## Set exercise
Sort through the data and copy the lines holding the word "right".
▼
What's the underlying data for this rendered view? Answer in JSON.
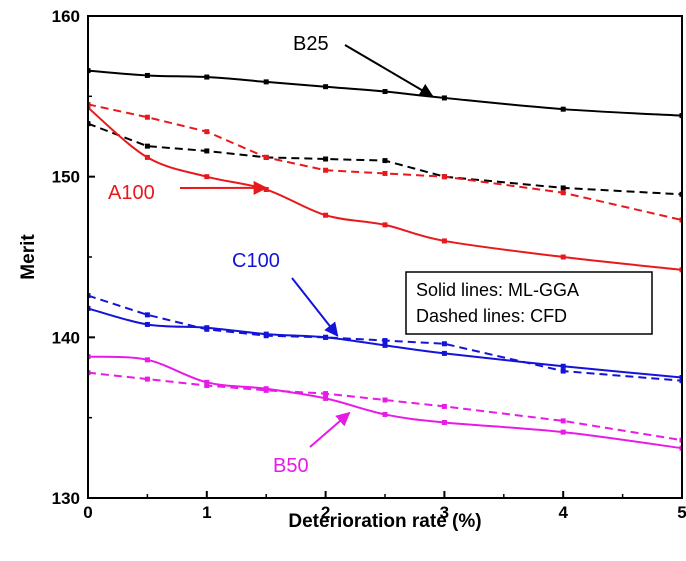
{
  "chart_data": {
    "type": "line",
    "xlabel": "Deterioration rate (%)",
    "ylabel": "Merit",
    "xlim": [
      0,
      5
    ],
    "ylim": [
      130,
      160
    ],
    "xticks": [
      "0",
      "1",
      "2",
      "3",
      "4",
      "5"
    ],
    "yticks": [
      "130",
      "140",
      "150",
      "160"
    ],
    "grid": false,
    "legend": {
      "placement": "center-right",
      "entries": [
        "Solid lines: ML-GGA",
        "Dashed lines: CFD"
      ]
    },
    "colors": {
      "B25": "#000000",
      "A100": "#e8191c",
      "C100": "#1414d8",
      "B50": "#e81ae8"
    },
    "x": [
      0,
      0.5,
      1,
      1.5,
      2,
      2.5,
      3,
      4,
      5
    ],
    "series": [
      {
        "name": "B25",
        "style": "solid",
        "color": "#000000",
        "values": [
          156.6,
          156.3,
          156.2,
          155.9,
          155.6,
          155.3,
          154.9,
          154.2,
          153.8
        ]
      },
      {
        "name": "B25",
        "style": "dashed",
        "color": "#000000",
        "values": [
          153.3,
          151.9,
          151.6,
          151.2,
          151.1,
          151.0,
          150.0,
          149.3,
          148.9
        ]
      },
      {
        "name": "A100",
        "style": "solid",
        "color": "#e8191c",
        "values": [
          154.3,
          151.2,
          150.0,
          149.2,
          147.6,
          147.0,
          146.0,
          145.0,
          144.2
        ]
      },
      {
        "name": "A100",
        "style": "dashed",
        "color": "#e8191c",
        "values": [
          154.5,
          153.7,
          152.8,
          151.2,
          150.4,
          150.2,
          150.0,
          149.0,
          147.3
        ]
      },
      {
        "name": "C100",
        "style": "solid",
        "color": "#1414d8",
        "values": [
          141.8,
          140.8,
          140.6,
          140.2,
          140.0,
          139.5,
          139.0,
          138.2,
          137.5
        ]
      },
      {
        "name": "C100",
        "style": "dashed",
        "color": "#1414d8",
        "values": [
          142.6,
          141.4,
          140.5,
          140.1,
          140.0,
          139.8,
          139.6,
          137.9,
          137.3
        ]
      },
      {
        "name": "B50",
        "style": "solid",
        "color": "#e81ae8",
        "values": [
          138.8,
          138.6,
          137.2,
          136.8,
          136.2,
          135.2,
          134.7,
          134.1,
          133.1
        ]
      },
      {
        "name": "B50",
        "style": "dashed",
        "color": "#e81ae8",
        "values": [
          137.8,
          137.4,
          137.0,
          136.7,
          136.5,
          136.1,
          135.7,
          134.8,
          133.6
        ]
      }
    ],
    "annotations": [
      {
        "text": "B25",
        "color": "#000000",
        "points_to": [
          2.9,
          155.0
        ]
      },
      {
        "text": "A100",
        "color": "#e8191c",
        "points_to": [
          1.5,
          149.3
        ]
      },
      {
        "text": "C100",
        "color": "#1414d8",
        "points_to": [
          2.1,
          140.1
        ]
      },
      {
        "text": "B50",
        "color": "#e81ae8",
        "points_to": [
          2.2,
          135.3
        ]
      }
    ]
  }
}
▲
▼
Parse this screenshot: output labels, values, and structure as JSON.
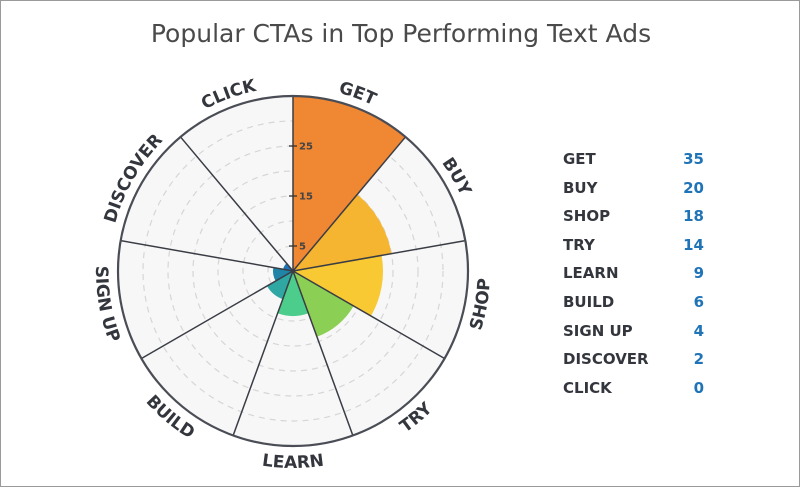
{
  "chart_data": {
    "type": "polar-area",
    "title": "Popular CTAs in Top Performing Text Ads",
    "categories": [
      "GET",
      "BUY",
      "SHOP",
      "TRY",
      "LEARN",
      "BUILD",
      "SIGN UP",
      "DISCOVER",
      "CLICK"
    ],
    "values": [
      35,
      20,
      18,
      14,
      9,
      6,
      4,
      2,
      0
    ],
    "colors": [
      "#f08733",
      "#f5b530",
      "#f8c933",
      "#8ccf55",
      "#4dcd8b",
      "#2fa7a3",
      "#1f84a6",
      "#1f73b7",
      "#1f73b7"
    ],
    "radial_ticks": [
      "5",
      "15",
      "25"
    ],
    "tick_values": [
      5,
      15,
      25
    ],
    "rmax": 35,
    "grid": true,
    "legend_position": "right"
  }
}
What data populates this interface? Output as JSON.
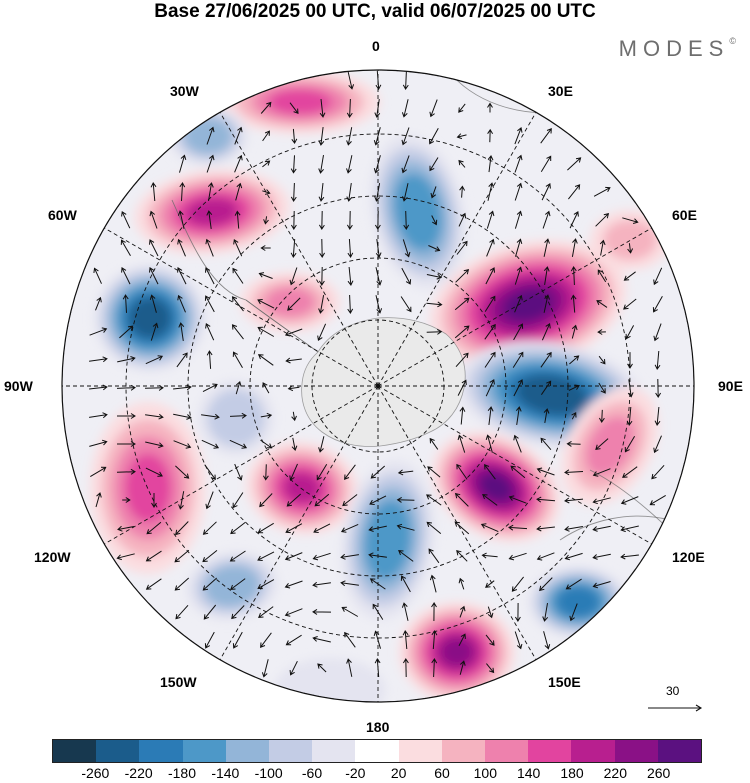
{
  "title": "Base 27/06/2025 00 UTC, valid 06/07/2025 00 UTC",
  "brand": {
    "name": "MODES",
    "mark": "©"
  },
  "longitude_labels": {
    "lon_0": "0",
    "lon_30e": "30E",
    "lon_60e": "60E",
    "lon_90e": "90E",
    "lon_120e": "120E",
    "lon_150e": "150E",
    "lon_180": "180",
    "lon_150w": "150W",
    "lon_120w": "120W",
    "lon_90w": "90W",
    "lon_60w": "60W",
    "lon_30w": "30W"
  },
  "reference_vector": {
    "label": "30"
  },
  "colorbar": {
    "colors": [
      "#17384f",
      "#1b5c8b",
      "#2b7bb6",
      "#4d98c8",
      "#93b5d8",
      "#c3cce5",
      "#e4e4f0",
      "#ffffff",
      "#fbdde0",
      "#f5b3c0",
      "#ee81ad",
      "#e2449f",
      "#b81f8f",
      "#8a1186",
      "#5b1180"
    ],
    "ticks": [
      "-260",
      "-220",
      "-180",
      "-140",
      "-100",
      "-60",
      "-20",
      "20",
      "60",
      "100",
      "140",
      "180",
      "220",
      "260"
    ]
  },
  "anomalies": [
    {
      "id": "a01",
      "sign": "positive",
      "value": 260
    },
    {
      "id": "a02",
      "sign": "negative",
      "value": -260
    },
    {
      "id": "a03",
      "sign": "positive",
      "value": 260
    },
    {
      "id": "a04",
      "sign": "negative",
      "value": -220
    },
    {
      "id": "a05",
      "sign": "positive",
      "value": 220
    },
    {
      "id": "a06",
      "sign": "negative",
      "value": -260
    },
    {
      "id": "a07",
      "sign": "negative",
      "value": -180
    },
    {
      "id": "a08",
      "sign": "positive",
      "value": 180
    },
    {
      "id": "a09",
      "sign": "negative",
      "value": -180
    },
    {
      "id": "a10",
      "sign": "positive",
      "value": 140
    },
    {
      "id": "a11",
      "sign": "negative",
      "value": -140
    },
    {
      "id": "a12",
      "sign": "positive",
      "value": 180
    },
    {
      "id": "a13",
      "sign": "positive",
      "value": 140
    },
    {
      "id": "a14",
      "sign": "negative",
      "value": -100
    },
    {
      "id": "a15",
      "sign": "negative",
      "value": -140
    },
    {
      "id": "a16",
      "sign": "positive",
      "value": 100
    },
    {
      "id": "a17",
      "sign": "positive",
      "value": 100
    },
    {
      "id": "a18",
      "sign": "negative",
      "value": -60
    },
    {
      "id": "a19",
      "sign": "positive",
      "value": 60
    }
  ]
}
▲
▼
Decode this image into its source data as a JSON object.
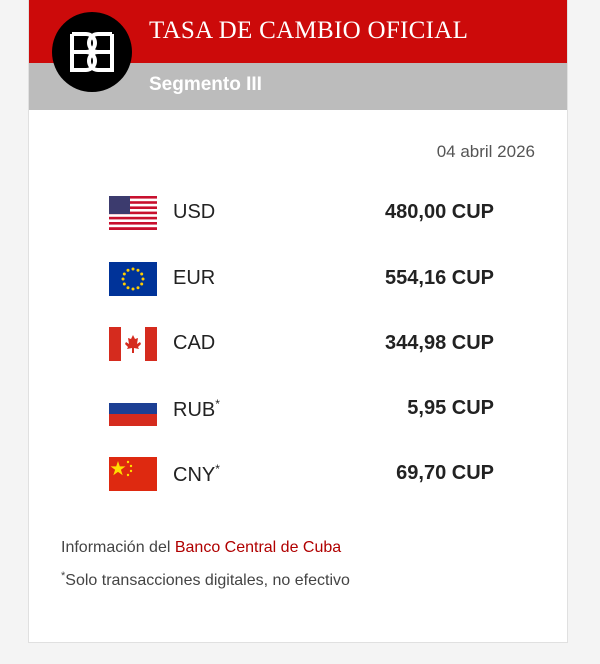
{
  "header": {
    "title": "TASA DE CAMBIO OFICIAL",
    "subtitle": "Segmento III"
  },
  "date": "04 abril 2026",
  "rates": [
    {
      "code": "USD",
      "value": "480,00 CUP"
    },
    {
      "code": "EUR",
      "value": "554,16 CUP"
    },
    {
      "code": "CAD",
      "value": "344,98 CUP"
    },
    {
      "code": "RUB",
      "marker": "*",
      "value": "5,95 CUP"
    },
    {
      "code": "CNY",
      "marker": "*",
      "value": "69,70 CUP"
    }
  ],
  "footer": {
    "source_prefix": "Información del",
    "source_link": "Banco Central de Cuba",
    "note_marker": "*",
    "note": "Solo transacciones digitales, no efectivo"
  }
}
▲
## Exercise result
      "placement": "center-right",
    "legend_position": "right"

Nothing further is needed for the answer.